There was that scene where Jarecki asks Durst about intentionally shaving his eyebrows, and Durst says, "Who would mistakenly do that?" Maybe he knew he was dealing with someone that would let him get his side across.
Right. Which he did. He allowed Bobby to get his side across. His movie, All Good Things — Bobby liked the portrayal of himself, the one of the tormented son of the big real-estate developer, Seymour Durst. He liked that, as opposed to other descriptions of him that he had read over the years, of being a psychopath and whatnot. That's my understanding of why he agreed to do this. The really big question also was, when Durst was 10 years old, he went to go see a psychiatrist because he was having mental issues after his mother died. The psychologist letter is in the book, and he says he can't even be treated because he's got some real severe issues. I think the word is “psychological deconstruction.” [Ed. note: It's actually “personality decomposition and possibly even schizophrenia.”] It's a warning to everyone that you've got this ticking time bomb here, and that was back in 1953. And that wasn't addressed either, the doctor's letter. But like you said, he's a filmmaker, and he's got his own agenda. When I met with him back in 2005, he and his producing partner Marc Sperling, they had my book, and they had Post-its on almost every page, and we actually spent three hours talking about the book. Everything about Durst was in the book, so they knew about it. They spent years on him, so there were some obvious things they could've asked him but they didn't.

One thing they took dramatic liberties with is the scene in which Durst and his father dispassionately watch his mother's suicide, but according to your research, there were cops and firefighters there trying to save her.
That bothered me. The whole description in my book about how the mother dies is taken from the records from that day, from news reports, from police reports. So when I saw what they did, that's the story according to Bobby. It's one thing to ask him, "Bobby, what happened? Oh, really?" But then to basically film a scene around it, to me, that was over the top. That wasn't even challenging him. They could have basically said, "Hey, here's a police report from that day," or, "Here's a newspaper article from that day describing what happened. You're telling me one story, here's another story." They knew the real story. They went with his version. Again, that bothered me.

To go back to his arrest, were you surprised that happened?

EXERCISE SET:
A) Rewrite the passage of the Durst interview between "There was that" and "him get his side across.", inclusive, putting "beard" in place of "eyebrows".
B) In the Durst interview, how long did the speaker and the filmmakers spend talking about the book when they met in 2005?

DATASET EXCERPTS:
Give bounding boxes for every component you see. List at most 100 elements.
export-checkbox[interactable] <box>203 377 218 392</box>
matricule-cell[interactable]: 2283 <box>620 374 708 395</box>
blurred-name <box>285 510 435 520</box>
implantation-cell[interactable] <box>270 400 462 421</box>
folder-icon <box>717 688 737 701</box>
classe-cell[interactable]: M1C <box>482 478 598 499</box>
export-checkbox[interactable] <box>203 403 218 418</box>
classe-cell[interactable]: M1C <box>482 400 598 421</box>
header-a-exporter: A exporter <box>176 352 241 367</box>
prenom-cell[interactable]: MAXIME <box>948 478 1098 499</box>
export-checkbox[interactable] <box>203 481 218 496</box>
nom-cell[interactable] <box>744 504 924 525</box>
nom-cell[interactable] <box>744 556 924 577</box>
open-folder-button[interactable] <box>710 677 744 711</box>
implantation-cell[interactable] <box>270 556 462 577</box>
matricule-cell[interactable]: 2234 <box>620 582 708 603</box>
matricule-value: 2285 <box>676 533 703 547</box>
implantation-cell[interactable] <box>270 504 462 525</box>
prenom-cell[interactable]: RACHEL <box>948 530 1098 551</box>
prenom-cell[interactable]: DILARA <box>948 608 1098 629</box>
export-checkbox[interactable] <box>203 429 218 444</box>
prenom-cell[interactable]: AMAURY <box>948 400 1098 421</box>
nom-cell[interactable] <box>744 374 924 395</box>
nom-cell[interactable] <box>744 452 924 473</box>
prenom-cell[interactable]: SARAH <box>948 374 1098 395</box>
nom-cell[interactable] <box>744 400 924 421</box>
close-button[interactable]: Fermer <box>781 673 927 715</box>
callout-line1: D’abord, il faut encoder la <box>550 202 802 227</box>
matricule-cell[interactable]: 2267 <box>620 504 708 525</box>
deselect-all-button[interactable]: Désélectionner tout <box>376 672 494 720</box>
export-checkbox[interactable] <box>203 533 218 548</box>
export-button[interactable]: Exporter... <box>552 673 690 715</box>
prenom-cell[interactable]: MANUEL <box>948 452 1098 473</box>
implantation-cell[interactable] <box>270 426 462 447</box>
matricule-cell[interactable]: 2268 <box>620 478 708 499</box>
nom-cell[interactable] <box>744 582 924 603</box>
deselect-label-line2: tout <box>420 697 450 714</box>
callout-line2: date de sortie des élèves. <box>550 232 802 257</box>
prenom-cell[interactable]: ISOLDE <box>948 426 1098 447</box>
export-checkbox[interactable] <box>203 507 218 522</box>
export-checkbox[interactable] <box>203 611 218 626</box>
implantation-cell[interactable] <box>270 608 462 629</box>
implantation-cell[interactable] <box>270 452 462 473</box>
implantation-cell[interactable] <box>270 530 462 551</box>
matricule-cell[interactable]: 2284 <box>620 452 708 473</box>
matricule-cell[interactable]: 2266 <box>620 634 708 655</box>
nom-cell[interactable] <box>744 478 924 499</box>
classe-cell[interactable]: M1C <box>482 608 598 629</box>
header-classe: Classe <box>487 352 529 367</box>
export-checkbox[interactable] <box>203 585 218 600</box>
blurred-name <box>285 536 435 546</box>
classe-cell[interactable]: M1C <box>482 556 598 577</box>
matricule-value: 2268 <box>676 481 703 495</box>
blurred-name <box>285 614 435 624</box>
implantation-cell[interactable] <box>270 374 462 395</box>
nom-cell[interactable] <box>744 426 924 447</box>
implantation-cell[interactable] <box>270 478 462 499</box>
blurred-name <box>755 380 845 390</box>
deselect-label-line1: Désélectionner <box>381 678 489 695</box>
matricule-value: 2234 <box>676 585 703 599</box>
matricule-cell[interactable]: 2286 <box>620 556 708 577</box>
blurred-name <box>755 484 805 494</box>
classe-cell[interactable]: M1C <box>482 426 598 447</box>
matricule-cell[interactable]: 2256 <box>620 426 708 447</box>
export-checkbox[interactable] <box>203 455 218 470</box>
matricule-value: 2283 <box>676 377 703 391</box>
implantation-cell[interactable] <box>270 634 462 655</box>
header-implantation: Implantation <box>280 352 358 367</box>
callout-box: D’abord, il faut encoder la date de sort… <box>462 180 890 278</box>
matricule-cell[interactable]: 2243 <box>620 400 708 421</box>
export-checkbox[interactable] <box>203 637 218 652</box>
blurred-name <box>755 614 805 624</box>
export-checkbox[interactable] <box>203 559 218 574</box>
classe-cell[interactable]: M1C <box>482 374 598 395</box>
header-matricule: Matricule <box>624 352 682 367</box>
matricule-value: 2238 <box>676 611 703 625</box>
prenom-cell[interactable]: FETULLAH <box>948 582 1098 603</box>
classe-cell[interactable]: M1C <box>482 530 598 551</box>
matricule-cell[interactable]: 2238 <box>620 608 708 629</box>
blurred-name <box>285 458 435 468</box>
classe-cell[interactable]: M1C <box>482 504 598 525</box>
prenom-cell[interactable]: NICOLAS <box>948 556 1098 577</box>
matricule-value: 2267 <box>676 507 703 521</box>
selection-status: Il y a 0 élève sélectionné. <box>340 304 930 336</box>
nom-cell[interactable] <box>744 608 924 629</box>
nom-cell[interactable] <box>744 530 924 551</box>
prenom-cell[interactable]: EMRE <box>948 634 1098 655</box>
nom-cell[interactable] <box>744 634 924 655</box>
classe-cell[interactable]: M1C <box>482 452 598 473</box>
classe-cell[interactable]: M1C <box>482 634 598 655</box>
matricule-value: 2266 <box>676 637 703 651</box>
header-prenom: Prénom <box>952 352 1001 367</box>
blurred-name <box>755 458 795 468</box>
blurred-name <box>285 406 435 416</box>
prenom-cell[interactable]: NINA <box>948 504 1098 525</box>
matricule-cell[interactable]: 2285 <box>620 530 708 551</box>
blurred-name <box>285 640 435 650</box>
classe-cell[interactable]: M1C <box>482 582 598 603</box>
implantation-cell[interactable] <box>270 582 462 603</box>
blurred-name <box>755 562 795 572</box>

EXPECTED OUTPUTS:
A)
There was that scene where Jarecki asks Durst about intentionally shaving his beard, and Durst says, "Who would mistakenly do that?" Maybe he knew he was dealing with someone that would let him get his side across.

B) Three hours.